Stored data entries
☆ ☆ ☆ ☆ ☆ ☆ ☆

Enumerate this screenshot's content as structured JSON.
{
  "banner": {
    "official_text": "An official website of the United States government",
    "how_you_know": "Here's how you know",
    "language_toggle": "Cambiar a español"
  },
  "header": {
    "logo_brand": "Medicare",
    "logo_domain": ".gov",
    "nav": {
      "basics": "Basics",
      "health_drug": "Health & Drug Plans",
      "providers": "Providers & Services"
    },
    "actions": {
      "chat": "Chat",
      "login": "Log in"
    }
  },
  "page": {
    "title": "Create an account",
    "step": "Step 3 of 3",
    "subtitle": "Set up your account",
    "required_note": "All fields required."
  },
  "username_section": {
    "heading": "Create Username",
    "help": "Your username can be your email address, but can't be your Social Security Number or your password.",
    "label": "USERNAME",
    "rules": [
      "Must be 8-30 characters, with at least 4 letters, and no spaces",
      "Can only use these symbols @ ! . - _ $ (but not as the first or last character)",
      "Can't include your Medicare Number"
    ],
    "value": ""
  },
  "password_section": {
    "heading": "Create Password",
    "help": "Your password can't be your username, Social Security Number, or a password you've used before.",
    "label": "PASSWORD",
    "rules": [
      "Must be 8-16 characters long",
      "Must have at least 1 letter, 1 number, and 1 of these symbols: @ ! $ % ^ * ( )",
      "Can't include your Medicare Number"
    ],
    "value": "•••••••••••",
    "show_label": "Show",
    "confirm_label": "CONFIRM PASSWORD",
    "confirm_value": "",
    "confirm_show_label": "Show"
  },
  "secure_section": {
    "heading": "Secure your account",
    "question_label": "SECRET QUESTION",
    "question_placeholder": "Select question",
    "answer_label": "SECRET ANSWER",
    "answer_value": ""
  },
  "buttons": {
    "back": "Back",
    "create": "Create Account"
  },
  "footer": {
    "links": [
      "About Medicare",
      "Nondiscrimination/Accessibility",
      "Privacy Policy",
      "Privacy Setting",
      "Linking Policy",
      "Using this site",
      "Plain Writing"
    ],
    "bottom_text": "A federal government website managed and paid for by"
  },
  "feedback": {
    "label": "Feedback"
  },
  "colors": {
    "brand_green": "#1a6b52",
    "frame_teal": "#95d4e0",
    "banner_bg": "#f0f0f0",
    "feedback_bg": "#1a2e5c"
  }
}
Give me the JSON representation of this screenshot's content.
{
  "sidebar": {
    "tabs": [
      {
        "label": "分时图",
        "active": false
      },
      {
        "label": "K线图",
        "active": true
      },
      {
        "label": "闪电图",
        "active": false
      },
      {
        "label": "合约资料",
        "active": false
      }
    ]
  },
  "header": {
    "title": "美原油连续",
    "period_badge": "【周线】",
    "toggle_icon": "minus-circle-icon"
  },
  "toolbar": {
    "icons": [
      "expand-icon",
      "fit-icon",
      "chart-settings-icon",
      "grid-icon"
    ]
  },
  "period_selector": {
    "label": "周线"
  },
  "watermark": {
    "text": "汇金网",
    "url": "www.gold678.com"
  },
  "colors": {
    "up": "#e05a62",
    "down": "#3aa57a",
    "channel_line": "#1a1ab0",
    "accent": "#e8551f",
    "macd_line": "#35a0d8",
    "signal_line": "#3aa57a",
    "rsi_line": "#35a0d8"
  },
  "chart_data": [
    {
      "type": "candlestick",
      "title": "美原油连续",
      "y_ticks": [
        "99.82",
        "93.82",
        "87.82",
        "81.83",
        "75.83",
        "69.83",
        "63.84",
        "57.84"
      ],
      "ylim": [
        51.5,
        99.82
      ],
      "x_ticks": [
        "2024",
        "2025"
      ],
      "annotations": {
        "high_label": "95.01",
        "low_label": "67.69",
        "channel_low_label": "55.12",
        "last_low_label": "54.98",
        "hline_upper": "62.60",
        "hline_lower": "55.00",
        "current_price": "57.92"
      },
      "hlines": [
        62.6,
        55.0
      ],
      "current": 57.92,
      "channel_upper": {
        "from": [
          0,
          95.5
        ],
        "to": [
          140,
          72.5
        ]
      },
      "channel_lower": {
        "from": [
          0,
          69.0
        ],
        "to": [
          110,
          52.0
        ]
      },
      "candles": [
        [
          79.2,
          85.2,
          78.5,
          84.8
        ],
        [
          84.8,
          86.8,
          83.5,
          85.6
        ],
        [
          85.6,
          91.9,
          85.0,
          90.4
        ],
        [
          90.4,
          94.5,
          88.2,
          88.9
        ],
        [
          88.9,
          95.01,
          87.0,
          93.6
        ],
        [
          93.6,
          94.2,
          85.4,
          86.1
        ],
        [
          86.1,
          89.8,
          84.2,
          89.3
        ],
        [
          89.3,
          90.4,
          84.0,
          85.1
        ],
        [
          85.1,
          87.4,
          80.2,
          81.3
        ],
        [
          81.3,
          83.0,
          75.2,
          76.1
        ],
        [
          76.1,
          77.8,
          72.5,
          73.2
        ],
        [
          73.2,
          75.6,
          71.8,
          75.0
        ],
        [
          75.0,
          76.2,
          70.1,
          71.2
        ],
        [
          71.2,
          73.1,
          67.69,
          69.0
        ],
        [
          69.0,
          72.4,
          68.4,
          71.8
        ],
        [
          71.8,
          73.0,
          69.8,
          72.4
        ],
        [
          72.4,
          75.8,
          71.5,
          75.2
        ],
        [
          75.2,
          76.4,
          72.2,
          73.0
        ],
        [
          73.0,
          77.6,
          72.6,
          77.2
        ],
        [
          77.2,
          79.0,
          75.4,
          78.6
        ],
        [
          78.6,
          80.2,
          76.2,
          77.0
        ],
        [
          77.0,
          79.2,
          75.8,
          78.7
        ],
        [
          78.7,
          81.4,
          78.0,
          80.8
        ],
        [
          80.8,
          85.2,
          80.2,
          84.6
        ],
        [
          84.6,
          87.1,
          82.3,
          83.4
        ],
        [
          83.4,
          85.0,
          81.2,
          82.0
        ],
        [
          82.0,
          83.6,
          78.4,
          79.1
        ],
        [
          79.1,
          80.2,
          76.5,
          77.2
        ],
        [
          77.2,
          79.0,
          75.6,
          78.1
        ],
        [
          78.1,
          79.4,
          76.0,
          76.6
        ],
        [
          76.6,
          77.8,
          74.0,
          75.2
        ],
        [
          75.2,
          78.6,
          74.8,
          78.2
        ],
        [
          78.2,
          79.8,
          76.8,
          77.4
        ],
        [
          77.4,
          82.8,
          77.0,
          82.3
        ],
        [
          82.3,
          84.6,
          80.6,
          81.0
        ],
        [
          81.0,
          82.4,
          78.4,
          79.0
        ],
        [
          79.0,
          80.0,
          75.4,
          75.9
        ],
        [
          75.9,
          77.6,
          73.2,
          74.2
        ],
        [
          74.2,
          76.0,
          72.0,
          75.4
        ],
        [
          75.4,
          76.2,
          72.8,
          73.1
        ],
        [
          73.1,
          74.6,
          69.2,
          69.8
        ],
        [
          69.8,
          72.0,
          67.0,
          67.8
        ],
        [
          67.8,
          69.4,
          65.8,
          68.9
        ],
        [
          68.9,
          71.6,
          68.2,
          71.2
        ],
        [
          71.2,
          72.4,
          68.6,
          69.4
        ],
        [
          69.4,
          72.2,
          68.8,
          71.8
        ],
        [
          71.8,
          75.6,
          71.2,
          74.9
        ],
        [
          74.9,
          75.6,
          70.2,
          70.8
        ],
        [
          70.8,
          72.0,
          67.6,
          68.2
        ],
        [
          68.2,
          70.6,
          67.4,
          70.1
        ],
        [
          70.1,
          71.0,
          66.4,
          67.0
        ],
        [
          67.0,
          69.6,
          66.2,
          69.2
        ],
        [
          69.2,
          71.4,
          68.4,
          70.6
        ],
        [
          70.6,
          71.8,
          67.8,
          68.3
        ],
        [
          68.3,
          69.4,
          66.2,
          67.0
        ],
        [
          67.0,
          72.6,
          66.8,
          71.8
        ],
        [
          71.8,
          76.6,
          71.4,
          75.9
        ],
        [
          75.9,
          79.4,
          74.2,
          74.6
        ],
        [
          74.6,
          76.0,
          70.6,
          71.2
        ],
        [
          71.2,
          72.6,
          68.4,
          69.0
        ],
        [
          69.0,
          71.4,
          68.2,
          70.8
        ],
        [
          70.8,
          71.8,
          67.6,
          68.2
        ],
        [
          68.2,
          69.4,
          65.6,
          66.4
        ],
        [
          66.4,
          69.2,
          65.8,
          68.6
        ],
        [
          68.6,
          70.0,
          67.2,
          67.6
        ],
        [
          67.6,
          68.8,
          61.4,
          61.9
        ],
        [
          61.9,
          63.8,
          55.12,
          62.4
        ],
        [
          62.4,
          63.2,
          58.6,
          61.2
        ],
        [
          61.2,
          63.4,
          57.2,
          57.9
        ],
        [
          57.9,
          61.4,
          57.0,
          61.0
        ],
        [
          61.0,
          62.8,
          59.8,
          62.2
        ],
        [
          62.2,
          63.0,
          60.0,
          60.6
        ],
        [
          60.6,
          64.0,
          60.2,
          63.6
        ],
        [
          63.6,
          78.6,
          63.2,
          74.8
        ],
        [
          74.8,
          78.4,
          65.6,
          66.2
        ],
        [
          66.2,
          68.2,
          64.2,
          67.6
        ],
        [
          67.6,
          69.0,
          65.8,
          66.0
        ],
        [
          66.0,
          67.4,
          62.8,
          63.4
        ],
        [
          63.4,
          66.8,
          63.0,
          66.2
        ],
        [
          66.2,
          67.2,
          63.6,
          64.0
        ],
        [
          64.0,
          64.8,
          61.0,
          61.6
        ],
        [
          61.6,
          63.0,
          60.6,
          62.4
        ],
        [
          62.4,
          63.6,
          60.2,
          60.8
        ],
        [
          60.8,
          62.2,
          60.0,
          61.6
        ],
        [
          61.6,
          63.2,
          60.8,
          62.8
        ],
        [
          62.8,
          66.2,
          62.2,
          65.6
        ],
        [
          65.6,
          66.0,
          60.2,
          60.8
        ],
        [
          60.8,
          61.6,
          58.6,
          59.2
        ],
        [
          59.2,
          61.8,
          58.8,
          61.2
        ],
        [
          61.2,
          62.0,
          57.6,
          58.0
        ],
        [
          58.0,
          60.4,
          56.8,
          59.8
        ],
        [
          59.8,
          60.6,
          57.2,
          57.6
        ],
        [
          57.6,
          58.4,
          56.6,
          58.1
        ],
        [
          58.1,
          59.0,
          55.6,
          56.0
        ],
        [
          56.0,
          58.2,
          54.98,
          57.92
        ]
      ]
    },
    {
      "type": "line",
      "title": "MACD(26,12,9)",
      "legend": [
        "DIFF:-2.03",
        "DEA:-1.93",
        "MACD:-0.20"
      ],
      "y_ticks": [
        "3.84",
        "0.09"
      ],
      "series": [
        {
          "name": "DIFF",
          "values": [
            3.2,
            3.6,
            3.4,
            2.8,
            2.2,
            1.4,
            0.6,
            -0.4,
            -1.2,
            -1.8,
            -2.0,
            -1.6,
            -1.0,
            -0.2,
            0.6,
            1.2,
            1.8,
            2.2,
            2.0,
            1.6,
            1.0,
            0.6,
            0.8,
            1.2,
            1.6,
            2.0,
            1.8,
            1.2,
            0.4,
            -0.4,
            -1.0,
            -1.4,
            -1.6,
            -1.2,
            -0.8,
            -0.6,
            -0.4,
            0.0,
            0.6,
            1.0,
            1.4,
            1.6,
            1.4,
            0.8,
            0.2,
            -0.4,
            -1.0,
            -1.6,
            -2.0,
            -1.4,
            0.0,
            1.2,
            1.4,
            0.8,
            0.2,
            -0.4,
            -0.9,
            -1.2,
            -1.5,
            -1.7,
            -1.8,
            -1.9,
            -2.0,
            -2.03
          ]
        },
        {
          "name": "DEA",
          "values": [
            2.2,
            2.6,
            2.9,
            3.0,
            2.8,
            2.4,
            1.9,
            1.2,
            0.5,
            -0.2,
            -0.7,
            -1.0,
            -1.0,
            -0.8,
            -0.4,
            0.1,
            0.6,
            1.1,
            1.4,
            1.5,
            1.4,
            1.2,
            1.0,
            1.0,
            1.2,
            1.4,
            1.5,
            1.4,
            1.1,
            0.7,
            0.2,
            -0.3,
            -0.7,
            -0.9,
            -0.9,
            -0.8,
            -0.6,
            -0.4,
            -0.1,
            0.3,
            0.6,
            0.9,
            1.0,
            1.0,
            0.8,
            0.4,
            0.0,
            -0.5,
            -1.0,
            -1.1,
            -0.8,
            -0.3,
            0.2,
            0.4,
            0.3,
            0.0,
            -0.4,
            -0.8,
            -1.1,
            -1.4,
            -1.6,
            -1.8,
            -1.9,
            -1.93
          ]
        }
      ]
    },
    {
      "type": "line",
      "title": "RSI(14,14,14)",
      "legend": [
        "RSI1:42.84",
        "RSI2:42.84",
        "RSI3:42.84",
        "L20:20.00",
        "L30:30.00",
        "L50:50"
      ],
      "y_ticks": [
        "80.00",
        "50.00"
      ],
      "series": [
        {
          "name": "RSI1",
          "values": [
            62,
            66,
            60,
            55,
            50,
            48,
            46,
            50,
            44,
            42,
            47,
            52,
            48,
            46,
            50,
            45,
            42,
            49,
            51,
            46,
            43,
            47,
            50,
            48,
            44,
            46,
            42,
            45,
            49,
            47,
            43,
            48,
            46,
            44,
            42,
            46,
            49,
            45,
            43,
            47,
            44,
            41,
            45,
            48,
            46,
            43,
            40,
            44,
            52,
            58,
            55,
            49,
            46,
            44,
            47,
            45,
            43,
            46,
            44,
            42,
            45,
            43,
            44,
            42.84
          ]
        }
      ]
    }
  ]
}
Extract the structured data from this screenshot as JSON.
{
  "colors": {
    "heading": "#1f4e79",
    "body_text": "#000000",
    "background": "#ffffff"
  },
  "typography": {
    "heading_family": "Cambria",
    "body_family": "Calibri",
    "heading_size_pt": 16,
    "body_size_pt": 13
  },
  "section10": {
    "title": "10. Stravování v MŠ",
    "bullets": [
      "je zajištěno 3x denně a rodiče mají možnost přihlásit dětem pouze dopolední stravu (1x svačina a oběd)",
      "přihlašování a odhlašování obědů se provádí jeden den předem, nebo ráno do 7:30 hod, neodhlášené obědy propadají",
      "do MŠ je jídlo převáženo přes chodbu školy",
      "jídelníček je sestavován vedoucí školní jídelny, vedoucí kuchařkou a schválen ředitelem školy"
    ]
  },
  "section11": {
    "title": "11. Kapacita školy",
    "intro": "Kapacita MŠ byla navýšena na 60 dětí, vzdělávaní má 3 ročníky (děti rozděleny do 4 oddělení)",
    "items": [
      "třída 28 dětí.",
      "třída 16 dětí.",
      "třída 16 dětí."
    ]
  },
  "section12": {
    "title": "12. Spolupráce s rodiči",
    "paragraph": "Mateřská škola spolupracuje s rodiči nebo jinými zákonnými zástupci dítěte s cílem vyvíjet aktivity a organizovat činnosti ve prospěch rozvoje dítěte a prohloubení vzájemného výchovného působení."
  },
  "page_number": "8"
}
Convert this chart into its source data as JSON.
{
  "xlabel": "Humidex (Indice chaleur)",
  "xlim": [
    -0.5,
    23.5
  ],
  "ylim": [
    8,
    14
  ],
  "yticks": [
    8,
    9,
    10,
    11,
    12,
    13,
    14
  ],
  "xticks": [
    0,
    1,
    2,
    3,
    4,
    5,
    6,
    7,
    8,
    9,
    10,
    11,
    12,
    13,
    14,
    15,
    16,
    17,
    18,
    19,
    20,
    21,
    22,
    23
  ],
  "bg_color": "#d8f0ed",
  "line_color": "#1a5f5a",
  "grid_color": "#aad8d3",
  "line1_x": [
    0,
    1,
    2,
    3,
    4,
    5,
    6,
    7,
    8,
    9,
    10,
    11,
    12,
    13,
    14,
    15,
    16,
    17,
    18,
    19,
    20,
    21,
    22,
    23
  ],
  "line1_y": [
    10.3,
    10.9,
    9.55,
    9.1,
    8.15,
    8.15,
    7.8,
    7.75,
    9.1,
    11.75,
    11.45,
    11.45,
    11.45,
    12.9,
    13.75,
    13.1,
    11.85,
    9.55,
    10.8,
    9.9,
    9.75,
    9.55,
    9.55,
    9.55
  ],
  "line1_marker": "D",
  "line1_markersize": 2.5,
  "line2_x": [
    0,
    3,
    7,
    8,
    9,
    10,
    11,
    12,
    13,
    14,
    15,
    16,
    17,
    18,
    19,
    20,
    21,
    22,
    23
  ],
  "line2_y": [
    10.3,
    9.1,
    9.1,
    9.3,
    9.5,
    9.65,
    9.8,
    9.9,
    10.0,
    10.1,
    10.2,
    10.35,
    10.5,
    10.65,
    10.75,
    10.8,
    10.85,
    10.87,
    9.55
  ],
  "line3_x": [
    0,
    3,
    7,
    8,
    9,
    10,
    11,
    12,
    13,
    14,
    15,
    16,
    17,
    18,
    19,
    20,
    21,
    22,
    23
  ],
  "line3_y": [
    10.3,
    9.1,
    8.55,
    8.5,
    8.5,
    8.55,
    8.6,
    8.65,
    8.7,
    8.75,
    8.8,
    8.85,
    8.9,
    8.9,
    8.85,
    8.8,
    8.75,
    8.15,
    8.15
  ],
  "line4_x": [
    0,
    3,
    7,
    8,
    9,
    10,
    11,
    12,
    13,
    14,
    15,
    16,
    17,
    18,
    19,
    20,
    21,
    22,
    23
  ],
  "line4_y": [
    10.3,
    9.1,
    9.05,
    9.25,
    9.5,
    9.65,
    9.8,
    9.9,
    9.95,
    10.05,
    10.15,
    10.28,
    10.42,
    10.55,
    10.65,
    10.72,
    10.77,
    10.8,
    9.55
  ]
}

☆ ☆ ☆ ☆ ☆ ☆ ☆

### Task directions
Collect, from the material above, every line containing the word "Medicare".

### Task answer
    "logo_brand": "Medicare",
      "Can't include your Medicare Number"
      "Can't include your Medicare Number"
      "About Medicare",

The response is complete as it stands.